**DATASET RECORDS:**
§ §

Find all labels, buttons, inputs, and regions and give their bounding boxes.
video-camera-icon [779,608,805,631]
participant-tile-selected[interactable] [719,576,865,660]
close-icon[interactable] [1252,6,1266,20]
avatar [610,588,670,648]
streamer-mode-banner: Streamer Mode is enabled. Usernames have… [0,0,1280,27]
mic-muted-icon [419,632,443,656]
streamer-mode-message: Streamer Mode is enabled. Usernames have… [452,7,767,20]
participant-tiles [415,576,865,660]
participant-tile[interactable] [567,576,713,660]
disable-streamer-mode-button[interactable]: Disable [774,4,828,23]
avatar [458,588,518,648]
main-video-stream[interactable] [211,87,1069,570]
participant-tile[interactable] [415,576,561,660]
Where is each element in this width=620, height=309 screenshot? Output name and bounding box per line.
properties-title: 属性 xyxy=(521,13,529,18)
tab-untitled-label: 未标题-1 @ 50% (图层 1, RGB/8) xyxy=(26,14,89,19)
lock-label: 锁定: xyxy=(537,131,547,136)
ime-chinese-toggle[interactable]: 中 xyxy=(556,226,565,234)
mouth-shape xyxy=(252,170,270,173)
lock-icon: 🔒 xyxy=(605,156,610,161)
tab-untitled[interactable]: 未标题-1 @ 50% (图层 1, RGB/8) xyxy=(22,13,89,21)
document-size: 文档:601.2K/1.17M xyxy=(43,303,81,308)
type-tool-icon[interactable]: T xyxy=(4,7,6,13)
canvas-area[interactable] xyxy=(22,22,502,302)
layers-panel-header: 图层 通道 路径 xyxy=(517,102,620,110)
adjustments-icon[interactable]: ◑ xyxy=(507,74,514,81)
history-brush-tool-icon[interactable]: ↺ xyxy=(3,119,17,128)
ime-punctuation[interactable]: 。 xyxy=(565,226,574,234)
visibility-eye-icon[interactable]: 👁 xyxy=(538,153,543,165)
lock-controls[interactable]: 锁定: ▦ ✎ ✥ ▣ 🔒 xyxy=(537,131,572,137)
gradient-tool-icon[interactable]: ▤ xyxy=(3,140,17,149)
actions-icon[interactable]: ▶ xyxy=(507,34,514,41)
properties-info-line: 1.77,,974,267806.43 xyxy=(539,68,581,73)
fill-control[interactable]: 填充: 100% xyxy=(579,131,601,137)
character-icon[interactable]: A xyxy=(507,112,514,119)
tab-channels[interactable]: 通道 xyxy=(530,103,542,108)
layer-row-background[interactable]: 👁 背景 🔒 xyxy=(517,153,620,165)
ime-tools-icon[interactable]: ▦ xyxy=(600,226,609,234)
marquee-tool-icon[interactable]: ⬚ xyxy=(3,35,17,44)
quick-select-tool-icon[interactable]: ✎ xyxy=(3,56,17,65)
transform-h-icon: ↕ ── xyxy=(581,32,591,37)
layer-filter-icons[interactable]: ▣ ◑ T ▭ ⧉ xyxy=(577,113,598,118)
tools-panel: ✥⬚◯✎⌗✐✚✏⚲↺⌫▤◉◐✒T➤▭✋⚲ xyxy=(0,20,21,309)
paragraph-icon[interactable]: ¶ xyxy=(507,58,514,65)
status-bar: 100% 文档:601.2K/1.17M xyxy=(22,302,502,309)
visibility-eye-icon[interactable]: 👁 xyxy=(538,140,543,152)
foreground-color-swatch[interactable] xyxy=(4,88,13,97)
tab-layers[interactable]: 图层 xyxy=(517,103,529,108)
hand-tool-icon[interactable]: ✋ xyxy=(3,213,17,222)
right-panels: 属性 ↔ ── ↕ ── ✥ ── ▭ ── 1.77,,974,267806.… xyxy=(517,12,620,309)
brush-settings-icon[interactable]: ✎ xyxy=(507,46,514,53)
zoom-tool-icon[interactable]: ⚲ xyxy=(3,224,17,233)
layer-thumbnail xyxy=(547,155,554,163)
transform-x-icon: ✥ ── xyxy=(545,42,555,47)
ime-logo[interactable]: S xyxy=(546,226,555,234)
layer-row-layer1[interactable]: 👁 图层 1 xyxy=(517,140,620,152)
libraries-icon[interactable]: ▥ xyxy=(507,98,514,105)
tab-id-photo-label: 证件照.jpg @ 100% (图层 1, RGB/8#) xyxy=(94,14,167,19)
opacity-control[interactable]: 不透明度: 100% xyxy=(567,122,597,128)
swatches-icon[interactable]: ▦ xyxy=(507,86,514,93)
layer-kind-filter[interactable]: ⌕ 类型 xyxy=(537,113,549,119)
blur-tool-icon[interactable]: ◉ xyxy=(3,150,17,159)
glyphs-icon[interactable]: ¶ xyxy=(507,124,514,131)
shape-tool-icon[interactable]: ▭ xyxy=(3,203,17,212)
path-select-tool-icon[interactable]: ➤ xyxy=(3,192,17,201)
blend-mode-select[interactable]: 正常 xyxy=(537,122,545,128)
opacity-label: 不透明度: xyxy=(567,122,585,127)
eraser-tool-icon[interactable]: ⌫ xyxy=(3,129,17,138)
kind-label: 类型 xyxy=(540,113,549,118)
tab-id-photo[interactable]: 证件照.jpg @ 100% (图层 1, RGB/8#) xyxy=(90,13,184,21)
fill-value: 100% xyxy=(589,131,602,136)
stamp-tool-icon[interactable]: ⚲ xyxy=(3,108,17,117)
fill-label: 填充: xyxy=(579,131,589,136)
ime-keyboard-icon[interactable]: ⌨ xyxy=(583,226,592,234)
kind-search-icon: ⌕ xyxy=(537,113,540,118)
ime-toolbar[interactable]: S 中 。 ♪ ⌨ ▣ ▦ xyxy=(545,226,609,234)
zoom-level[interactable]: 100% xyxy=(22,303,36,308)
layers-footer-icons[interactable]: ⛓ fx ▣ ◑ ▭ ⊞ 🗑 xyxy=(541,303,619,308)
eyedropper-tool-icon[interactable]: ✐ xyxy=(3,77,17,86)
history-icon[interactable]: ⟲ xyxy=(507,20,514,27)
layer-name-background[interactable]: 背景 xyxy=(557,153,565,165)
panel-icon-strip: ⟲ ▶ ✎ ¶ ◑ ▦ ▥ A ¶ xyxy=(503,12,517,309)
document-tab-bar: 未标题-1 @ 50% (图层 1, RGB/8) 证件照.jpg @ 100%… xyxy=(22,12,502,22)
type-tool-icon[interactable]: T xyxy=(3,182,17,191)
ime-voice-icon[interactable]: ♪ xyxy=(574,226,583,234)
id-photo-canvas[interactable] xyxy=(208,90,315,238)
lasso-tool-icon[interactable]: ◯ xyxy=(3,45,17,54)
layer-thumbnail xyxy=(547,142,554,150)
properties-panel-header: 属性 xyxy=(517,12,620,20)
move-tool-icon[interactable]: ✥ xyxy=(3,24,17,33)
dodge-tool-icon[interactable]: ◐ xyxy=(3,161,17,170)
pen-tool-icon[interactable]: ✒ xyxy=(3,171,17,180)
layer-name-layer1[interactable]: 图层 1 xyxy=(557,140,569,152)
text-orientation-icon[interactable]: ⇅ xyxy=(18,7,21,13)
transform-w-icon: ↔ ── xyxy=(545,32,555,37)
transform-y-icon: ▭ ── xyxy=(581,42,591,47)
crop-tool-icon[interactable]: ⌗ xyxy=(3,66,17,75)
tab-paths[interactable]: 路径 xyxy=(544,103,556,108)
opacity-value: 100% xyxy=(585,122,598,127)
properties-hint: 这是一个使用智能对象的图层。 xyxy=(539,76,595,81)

§ §

Pull out each line in the records above that contains the string "bounding". Case counts.

Find all labels, buttons, inputs, and regions and give their bounding boxes.
Where is each element in this width=620, height=309 screenshot? Output name and bounding box per line.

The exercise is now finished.